# TASK REQUIREMENTS
Repeat the records below exactly, leaving out any pictures.

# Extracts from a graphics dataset
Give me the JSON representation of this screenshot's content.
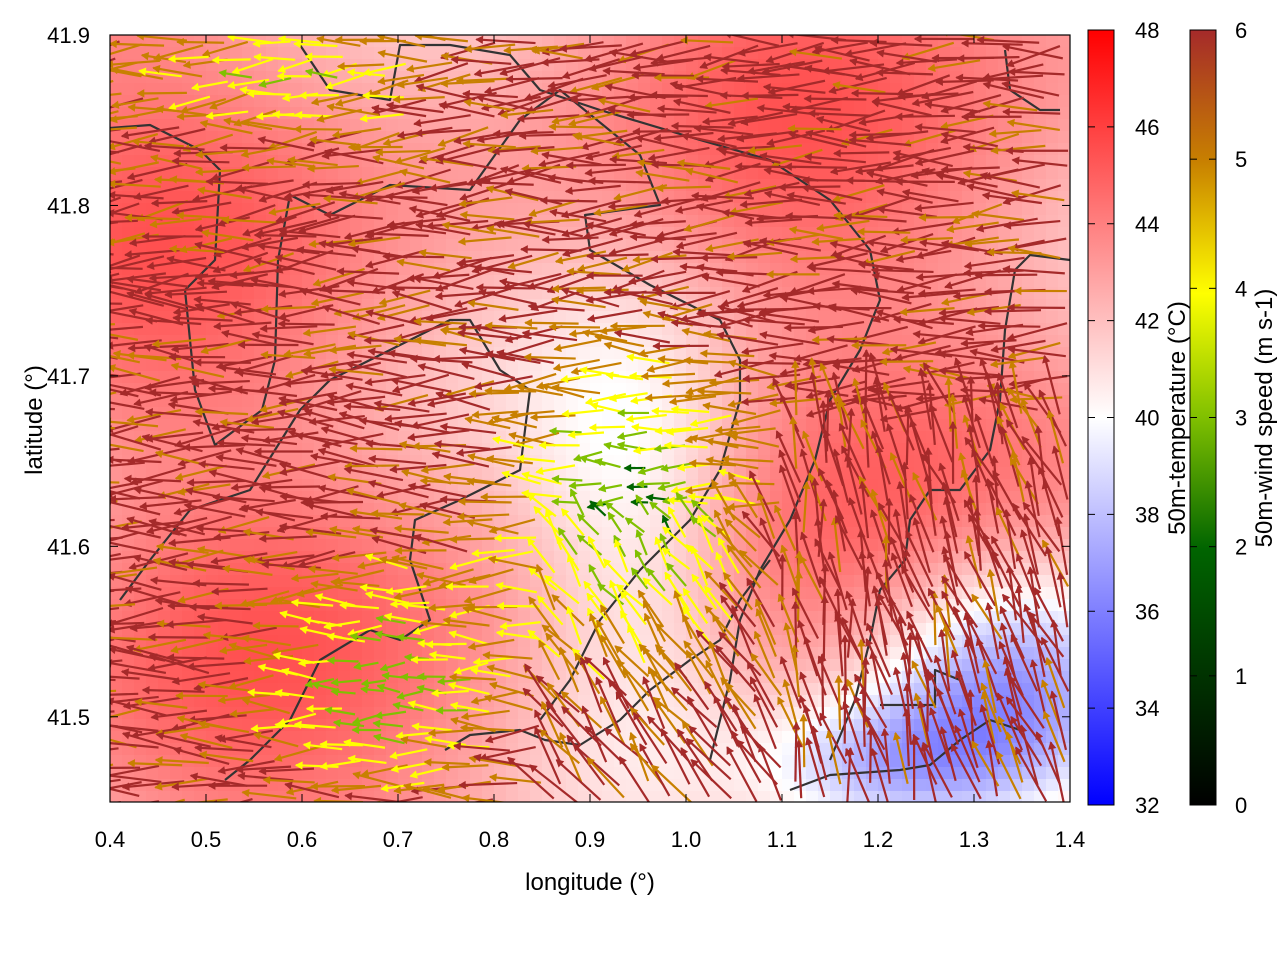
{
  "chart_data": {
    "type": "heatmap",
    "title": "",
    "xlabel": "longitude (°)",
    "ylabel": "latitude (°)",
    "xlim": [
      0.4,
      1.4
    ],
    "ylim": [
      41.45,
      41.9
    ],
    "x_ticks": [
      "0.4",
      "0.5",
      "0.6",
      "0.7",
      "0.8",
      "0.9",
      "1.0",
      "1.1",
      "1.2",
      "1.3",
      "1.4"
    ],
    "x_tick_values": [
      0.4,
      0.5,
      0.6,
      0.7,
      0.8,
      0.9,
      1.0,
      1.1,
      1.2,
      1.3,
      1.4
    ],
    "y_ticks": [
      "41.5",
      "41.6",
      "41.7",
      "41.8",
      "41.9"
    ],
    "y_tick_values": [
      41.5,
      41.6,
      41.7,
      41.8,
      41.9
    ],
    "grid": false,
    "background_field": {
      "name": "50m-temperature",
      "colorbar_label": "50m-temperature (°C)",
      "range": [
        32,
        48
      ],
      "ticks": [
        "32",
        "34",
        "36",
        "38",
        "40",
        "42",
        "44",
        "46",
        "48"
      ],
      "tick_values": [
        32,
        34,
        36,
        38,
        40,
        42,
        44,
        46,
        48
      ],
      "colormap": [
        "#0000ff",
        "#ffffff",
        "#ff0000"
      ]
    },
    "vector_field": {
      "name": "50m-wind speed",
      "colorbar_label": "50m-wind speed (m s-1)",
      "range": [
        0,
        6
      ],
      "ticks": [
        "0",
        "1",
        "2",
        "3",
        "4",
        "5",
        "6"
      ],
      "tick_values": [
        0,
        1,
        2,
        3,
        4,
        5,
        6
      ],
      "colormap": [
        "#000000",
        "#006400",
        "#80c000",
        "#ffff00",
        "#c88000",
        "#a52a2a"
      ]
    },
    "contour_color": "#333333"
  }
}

# REPLY TO THE EXERCISE
Give me the JSON representation of this screenshot's content.
{
  "chart_data": {
    "type": "heatmap",
    "title": "",
    "xlabel": "longitude (°)",
    "ylabel": "latitude (°)",
    "xlim": [
      0.4,
      1.4
    ],
    "ylim": [
      41.45,
      41.9
    ],
    "x_ticks": [
      "0.4",
      "0.5",
      "0.6",
      "0.7",
      "0.8",
      "0.9",
      "1.0",
      "1.1",
      "1.2",
      "1.3",
      "1.4"
    ],
    "x_tick_values": [
      0.4,
      0.5,
      0.6,
      0.7,
      0.8,
      0.9,
      1.0,
      1.1,
      1.2,
      1.3,
      1.4
    ],
    "y_ticks": [
      "41.5",
      "41.6",
      "41.7",
      "41.8",
      "41.9"
    ],
    "y_tick_values": [
      41.5,
      41.6,
      41.7,
      41.8,
      41.9
    ],
    "grid": false,
    "background_field": {
      "name": "50m-temperature",
      "colorbar_label": "50m-temperature (°C)",
      "range": [
        32,
        48
      ],
      "ticks": [
        "32",
        "34",
        "36",
        "38",
        "40",
        "42",
        "44",
        "46",
        "48"
      ],
      "tick_values": [
        32,
        34,
        36,
        38,
        40,
        42,
        44,
        46,
        48
      ],
      "colormap": [
        "#0000ff",
        "#ffffff",
        "#ff0000"
      ]
    },
    "vector_field": {
      "name": "50m-wind speed",
      "colorbar_label": "50m-wind speed (m s-1)",
      "range": [
        0,
        6
      ],
      "ticks": [
        "0",
        "1",
        "2",
        "3",
        "4",
        "5",
        "6"
      ],
      "tick_values": [
        0,
        1,
        2,
        3,
        4,
        5,
        6
      ],
      "colormap": [
        "#000000",
        "#006400",
        "#80c000",
        "#ffff00",
        "#c88000",
        "#a52a2a"
      ]
    },
    "contour_color": "#333333"
  }
}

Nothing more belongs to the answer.